TASK DETAILS =
Copy every line of the entries that includes the word "type".

GIVEN DATA =
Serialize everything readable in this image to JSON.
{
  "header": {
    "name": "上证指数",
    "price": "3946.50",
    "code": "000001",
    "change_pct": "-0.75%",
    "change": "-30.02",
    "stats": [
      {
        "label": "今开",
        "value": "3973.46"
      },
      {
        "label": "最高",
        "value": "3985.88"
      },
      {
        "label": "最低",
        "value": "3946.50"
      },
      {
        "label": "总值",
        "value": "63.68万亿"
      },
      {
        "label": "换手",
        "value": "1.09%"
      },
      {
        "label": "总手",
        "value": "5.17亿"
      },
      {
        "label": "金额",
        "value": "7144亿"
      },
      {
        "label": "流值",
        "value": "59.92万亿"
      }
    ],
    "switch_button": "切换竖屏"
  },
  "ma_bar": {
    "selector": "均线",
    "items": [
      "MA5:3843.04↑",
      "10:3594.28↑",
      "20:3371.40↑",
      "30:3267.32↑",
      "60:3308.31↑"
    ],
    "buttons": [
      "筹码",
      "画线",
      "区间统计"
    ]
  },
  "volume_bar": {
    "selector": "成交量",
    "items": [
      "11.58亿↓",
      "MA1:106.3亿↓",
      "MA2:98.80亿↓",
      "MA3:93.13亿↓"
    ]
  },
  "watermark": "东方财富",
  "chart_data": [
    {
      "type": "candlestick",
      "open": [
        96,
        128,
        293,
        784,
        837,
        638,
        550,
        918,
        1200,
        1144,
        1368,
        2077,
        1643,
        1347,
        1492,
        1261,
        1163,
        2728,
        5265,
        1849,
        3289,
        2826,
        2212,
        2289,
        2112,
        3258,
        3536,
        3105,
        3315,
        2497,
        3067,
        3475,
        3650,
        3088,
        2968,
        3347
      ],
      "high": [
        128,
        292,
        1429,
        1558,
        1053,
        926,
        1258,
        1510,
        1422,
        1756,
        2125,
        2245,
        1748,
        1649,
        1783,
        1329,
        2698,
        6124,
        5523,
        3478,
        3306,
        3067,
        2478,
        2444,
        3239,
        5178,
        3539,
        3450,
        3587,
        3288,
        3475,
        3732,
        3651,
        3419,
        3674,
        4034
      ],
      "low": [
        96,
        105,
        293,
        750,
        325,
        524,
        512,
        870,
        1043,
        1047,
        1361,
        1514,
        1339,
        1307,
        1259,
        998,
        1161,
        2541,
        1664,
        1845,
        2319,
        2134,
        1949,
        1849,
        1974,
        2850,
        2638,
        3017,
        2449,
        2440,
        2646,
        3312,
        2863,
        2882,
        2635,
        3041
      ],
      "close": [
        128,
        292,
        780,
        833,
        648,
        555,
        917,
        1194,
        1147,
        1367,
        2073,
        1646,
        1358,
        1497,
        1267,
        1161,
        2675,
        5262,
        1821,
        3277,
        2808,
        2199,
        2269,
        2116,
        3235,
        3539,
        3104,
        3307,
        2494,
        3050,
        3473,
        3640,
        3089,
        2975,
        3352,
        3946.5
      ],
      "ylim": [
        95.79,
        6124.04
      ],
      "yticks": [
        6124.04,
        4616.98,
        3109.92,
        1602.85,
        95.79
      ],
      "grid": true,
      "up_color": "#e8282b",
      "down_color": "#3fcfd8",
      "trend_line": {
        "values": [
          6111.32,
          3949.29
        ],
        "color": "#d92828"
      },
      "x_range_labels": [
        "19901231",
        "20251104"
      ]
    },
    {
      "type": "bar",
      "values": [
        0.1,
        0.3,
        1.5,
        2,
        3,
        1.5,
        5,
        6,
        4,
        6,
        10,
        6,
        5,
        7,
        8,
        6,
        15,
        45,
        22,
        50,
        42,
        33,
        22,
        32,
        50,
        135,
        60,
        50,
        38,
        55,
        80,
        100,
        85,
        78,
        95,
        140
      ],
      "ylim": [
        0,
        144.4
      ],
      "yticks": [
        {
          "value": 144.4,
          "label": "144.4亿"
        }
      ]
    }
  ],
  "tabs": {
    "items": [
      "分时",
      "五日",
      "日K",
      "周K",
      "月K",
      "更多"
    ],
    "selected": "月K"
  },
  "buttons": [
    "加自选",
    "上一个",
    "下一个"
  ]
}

---

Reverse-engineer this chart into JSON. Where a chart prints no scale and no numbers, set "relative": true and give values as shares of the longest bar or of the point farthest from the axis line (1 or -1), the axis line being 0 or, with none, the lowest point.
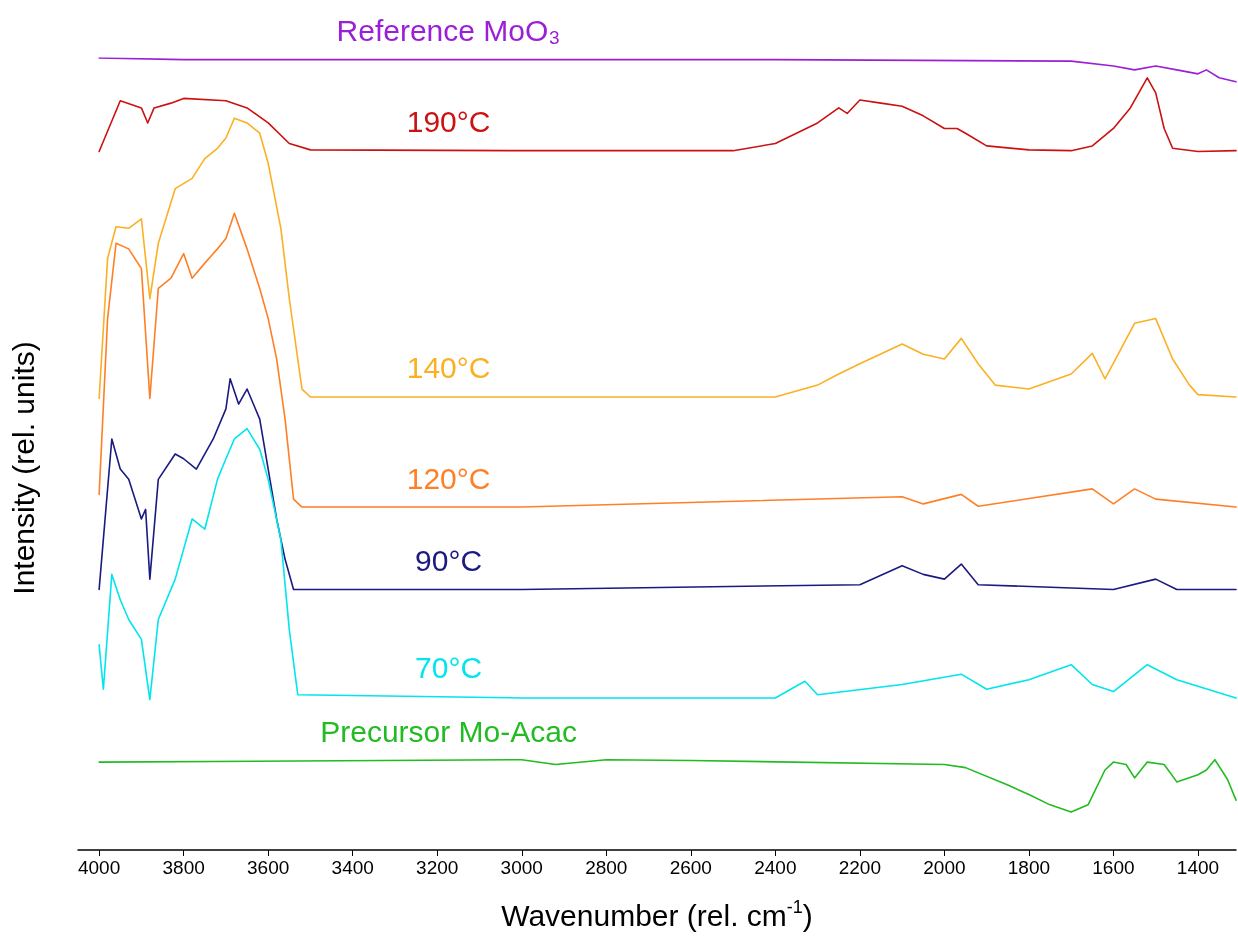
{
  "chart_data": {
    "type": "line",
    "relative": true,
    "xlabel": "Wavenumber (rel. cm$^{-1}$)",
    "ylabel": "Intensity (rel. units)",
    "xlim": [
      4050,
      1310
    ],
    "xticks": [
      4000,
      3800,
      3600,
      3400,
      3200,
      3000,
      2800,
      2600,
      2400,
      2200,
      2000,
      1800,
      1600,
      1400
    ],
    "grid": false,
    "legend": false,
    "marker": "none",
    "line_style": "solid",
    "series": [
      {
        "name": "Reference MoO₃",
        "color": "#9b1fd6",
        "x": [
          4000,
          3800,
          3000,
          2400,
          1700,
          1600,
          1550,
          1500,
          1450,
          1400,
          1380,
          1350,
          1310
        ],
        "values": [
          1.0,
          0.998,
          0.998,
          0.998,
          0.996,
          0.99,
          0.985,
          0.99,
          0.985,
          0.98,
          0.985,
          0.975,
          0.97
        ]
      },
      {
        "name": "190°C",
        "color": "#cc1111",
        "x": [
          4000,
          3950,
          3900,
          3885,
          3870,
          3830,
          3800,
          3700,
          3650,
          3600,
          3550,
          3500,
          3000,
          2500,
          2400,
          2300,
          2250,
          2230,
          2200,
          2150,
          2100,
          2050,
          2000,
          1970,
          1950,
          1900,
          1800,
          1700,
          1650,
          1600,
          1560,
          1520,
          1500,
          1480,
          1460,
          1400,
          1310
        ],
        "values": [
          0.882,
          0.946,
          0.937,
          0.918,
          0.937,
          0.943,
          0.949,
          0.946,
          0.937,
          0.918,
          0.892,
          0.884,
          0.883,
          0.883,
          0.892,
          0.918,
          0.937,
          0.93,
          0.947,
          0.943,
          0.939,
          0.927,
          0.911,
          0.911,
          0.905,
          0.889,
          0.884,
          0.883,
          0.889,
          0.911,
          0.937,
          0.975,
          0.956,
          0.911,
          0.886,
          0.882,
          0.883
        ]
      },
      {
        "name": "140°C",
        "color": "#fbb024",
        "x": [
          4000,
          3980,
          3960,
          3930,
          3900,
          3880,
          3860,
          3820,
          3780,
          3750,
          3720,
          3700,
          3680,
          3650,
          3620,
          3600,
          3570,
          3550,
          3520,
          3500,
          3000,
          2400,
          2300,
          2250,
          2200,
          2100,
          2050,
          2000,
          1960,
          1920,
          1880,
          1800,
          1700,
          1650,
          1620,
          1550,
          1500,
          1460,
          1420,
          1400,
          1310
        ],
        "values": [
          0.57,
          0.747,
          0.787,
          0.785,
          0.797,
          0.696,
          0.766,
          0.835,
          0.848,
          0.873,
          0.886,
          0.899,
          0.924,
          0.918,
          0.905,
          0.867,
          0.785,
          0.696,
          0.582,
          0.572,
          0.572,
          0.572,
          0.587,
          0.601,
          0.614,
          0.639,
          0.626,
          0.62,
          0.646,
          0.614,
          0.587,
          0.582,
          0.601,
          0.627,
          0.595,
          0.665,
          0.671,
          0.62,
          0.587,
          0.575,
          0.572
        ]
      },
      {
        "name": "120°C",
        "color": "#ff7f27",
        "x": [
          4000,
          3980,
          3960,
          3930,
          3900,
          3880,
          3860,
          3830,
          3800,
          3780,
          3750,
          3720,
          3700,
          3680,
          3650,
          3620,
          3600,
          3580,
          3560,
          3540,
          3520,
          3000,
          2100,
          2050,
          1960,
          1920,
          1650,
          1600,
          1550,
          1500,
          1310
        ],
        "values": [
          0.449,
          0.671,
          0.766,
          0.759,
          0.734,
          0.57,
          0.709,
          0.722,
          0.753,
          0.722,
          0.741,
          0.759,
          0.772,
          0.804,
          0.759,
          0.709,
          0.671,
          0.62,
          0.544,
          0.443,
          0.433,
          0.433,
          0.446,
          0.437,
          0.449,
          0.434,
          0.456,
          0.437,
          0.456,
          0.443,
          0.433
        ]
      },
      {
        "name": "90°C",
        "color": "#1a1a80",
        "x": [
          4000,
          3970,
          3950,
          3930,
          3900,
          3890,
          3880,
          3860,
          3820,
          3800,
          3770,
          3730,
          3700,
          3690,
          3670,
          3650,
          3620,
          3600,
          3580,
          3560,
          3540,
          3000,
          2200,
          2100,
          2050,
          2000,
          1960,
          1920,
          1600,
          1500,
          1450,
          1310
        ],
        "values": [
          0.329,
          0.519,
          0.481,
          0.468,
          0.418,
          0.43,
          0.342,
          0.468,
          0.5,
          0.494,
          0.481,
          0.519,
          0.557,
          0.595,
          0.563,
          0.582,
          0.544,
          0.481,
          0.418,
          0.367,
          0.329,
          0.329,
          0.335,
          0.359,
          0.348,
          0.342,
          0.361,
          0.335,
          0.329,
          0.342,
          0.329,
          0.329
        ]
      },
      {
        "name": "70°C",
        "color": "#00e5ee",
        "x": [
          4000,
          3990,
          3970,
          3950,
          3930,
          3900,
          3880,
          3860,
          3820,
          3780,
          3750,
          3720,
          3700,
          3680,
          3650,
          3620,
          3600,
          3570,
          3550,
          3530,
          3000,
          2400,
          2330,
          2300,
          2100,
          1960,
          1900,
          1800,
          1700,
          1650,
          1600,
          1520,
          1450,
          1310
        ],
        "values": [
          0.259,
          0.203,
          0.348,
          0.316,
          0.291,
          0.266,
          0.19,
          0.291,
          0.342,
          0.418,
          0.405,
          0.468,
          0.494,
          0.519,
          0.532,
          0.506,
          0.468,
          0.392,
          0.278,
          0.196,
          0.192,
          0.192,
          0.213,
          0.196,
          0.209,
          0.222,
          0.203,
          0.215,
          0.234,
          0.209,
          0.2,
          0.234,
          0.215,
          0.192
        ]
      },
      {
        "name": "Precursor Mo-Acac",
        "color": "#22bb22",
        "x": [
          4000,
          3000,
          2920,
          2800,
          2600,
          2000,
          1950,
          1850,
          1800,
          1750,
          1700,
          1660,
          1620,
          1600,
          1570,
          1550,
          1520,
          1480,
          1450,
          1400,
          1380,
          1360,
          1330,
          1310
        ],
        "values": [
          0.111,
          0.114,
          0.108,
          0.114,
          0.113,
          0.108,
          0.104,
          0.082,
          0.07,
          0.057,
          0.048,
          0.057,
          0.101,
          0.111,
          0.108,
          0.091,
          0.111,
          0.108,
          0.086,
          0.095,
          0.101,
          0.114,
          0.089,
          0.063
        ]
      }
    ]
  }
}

OUTPUT OF THE TASK =
      "type": "candlestick",
      "type": "bar",
    "type": "line",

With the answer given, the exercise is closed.